# Directive:
Copy the items word for word, from the beginning of the items through the line holding "- blue-circle-icon: [48, 232, 84, 268]", inclusive.

(Source records)
+ + +

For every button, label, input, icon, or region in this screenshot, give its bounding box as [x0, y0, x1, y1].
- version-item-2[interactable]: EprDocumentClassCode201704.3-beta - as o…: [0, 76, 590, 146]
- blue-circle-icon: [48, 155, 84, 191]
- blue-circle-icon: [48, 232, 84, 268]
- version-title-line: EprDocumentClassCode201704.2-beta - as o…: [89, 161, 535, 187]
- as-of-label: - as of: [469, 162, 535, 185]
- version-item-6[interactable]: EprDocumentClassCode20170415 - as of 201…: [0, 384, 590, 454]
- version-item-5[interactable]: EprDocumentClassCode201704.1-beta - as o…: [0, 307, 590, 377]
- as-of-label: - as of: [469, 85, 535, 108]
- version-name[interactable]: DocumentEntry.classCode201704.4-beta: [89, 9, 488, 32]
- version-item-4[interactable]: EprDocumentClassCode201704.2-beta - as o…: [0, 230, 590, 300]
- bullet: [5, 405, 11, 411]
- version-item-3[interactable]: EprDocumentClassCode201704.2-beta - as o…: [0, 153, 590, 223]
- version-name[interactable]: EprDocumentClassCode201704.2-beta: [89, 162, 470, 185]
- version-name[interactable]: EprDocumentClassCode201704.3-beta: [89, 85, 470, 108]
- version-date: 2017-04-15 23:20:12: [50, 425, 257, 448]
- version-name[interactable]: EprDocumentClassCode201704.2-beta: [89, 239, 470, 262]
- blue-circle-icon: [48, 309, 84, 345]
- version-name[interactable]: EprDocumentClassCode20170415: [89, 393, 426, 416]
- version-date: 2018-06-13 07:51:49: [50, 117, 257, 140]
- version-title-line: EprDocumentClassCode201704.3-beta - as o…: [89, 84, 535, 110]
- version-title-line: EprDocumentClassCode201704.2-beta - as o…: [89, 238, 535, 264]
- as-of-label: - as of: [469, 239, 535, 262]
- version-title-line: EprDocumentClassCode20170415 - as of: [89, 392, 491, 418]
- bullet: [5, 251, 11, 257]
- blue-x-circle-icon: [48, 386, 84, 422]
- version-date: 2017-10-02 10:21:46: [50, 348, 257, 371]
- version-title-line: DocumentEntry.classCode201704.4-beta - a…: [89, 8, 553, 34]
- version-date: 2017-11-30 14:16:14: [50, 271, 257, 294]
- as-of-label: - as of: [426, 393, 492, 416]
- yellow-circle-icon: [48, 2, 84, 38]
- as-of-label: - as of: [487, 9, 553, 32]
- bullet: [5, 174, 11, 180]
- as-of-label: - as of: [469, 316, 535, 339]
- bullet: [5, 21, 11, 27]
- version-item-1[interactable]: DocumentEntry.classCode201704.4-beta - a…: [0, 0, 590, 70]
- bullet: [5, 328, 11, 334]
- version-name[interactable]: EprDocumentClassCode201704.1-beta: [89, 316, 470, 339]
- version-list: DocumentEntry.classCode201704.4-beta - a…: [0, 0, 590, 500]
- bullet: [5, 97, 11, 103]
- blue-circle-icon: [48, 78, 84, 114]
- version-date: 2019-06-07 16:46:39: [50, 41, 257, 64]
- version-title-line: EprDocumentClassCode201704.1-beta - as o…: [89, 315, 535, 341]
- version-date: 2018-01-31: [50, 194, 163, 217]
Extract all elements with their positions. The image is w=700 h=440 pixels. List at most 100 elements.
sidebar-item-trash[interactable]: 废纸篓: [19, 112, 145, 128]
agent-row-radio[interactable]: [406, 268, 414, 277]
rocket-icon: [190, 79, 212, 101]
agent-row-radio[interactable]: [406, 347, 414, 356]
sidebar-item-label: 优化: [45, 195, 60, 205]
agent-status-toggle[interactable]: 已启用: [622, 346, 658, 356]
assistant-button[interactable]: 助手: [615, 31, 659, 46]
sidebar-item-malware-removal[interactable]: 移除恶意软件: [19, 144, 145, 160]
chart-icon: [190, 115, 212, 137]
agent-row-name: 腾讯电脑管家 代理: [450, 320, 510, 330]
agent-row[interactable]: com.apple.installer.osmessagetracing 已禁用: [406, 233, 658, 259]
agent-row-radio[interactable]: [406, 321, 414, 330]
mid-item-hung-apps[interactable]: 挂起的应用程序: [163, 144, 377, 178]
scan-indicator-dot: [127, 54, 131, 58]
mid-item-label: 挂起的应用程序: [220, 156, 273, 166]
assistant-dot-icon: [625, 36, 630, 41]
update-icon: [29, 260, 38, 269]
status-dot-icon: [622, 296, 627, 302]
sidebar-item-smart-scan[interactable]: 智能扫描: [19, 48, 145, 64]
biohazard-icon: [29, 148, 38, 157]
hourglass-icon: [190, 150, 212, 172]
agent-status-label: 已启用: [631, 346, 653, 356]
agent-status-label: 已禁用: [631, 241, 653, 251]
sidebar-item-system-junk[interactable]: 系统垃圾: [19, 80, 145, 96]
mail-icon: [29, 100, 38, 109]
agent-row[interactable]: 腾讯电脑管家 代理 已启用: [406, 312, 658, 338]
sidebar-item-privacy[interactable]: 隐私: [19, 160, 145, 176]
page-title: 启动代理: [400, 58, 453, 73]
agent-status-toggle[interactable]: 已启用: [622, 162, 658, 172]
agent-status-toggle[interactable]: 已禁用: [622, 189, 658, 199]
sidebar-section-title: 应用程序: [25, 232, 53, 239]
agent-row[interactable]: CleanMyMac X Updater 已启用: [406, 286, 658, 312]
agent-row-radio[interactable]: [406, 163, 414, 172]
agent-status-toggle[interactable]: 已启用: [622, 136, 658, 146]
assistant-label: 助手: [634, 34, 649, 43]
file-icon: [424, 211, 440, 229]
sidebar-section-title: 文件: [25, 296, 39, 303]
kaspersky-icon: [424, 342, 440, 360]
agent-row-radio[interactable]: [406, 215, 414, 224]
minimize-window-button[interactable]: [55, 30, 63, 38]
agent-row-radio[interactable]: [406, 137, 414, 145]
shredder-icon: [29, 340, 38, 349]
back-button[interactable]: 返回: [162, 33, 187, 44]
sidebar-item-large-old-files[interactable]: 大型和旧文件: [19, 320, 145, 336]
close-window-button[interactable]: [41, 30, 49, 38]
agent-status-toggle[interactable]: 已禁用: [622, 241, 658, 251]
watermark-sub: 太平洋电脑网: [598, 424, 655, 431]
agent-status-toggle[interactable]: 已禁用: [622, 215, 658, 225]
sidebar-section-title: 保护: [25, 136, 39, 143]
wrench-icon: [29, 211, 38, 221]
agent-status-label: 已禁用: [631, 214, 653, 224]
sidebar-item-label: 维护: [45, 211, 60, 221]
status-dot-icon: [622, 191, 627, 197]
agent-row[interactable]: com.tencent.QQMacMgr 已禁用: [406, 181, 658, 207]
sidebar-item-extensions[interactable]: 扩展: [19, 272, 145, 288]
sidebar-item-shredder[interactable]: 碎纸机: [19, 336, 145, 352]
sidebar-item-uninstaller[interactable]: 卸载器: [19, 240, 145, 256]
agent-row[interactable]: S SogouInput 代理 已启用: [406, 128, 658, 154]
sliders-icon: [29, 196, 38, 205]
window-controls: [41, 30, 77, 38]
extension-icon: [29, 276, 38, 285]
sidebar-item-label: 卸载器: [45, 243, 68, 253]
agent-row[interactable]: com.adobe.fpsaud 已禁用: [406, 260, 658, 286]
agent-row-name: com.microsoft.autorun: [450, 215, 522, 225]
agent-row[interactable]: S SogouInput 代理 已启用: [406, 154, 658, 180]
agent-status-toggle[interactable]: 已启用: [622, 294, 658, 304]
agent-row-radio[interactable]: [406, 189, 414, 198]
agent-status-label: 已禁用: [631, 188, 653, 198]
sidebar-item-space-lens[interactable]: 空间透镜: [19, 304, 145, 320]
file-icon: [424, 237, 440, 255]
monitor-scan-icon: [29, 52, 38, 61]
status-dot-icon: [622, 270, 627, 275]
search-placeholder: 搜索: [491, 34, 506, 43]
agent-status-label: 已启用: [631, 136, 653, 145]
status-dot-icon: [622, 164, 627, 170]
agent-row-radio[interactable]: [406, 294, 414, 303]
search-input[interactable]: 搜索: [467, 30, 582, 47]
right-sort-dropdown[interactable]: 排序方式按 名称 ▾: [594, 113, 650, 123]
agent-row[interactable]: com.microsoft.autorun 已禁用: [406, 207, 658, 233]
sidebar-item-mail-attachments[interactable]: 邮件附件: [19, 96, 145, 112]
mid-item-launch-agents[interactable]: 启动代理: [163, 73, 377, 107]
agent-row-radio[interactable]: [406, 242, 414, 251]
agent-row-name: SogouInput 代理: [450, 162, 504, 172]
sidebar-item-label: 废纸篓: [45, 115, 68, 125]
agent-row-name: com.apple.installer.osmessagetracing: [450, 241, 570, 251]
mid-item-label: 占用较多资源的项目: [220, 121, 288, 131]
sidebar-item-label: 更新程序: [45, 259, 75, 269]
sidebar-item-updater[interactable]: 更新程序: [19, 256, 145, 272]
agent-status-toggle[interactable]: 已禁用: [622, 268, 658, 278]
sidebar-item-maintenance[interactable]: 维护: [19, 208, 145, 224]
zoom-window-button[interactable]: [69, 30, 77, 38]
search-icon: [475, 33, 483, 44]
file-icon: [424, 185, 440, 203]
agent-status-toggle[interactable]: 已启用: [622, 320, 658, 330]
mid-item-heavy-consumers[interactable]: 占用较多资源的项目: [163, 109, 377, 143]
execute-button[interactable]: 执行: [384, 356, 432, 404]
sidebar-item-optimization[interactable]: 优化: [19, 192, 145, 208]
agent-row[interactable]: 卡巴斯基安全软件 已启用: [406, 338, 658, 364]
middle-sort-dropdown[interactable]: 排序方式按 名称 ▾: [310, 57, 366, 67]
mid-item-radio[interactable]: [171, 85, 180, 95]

+ + +

# The reply:
For every button, label, input, icon, or region in this screenshot, give its bounding box as [x0, y0, x1, y1].
- version-item-2[interactable]: EprDocumentClassCode201704.3-beta - as o…: [0, 76, 590, 146]
- blue-circle-icon: [48, 155, 84, 191]
- blue-circle-icon: [48, 232, 84, 268]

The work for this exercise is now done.